§ **Stated goal**: Transcribe the listing that follows in full, omitting pictures.
*****
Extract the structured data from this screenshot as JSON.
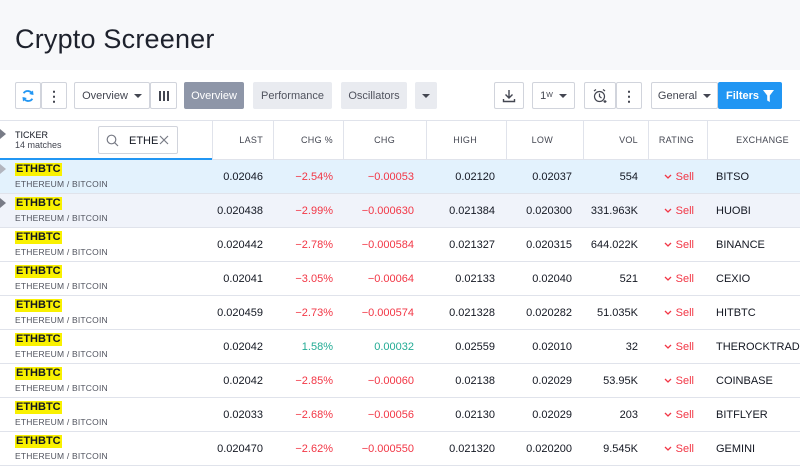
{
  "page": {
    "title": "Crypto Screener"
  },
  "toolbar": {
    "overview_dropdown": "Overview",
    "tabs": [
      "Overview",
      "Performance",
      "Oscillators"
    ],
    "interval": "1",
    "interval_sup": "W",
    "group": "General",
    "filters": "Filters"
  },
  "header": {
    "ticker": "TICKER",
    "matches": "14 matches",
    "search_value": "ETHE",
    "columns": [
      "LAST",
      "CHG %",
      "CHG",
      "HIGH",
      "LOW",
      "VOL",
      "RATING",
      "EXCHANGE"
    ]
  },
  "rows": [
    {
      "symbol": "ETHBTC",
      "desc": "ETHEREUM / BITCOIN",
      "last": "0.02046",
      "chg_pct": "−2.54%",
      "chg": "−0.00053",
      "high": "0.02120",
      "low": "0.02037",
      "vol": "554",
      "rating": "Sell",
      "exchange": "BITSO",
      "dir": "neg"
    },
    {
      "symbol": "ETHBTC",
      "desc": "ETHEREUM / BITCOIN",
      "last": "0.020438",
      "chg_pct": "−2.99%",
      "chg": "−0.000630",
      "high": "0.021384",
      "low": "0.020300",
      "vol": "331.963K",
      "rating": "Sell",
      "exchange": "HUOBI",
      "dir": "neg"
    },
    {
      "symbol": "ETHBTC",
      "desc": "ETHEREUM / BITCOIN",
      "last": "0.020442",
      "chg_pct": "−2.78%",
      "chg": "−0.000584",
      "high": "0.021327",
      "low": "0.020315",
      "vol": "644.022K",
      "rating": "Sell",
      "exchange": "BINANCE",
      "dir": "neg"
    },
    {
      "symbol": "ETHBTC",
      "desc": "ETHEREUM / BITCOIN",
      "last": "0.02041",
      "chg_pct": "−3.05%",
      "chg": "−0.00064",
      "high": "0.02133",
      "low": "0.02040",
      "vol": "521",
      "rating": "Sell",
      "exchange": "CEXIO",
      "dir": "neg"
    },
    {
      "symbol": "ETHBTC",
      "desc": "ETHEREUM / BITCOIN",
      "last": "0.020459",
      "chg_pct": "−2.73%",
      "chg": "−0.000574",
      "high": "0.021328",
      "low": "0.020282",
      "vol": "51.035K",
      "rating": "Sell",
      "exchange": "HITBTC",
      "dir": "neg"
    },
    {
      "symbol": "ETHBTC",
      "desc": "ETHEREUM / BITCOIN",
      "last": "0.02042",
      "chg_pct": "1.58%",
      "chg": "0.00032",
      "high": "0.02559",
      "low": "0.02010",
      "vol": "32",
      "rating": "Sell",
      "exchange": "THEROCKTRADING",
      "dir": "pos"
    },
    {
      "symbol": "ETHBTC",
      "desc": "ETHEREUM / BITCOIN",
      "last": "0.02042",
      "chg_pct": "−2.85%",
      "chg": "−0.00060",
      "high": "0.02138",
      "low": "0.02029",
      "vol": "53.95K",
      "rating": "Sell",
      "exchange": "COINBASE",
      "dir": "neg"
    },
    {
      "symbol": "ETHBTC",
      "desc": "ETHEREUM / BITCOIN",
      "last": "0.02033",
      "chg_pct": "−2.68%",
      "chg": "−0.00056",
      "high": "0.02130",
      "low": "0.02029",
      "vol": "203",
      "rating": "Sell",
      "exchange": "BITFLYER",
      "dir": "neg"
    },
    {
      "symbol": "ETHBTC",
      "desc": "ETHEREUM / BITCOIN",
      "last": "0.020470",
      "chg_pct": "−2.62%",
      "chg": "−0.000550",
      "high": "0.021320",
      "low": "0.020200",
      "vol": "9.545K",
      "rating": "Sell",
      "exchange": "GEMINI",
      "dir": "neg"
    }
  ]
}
*****
§ **Right answer**:
Extract the structured data from this screenshot as JSON.
{
  "page": {
    "title": "Crypto Screener"
  },
  "toolbar": {
    "overview_dropdown": "Overview",
    "tabs": [
      "Overview",
      "Performance",
      "Oscillators"
    ],
    "interval": "1",
    "interval_sup": "W",
    "group": "General",
    "filters": "Filters"
  },
  "header": {
    "ticker": "TICKER",
    "matches": "14 matches",
    "search_value": "ETHE",
    "columns": [
      "LAST",
      "CHG %",
      "CHG",
      "HIGH",
      "LOW",
      "VOL",
      "RATING",
      "EXCHANGE"
    ]
  },
  "rows": [
    {
      "symbol": "ETHBTC",
      "desc": "ETHEREUM / BITCOIN",
      "last": "0.02046",
      "chg_pct": "−2.54%",
      "chg": "−0.00053",
      "high": "0.02120",
      "low": "0.02037",
      "vol": "554",
      "rating": "Sell",
      "exchange": "BITSO",
      "dir": "neg"
    },
    {
      "symbol": "ETHBTC",
      "desc": "ETHEREUM / BITCOIN",
      "last": "0.020438",
      "chg_pct": "−2.99%",
      "chg": "−0.000630",
      "high": "0.021384",
      "low": "0.020300",
      "vol": "331.963K",
      "rating": "Sell",
      "exchange": "HUOBI",
      "dir": "neg"
    },
    {
      "symbol": "ETHBTC",
      "desc": "ETHEREUM / BITCOIN",
      "last": "0.020442",
      "chg_pct": "−2.78%",
      "chg": "−0.000584",
      "high": "0.021327",
      "low": "0.020315",
      "vol": "644.022K",
      "rating": "Sell",
      "exchange": "BINANCE",
      "dir": "neg"
    },
    {
      "symbol": "ETHBTC",
      "desc": "ETHEREUM / BITCOIN",
      "last": "0.02041",
      "chg_pct": "−3.05%",
      "chg": "−0.00064",
      "high": "0.02133",
      "low": "0.02040",
      "vol": "521",
      "rating": "Sell",
      "exchange": "CEXIO",
      "dir": "neg"
    },
    {
      "symbol": "ETHBTC",
      "desc": "ETHEREUM / BITCOIN",
      "last": "0.020459",
      "chg_pct": "−2.73%",
      "chg": "−0.000574",
      "high": "0.021328",
      "low": "0.020282",
      "vol": "51.035K",
      "rating": "Sell",
      "exchange": "HITBTC",
      "dir": "neg"
    },
    {
      "symbol": "ETHBTC",
      "desc": "ETHEREUM / BITCOIN",
      "last": "0.02042",
      "chg_pct": "1.58%",
      "chg": "0.00032",
      "high": "0.02559",
      "low": "0.02010",
      "vol": "32",
      "rating": "Sell",
      "exchange": "THEROCKTRADING",
      "dir": "pos"
    },
    {
      "symbol": "ETHBTC",
      "desc": "ETHEREUM / BITCOIN",
      "last": "0.02042",
      "chg_pct": "−2.85%",
      "chg": "−0.00060",
      "high": "0.02138",
      "low": "0.02029",
      "vol": "53.95K",
      "rating": "Sell",
      "exchange": "COINBASE",
      "dir": "neg"
    },
    {
      "symbol": "ETHBTC",
      "desc": "ETHEREUM / BITCOIN",
      "last": "0.02033",
      "chg_pct": "−2.68%",
      "chg": "−0.00056",
      "high": "0.02130",
      "low": "0.02029",
      "vol": "203",
      "rating": "Sell",
      "exchange": "BITFLYER",
      "dir": "neg"
    },
    {
      "symbol": "ETHBTC",
      "desc": "ETHEREUM / BITCOIN",
      "last": "0.020470",
      "chg_pct": "−2.62%",
      "chg": "−0.000550",
      "high": "0.021320",
      "low": "0.020200",
      "vol": "9.545K",
      "rating": "Sell",
      "exchange": "GEMINI",
      "dir": "neg"
    }
  ]
}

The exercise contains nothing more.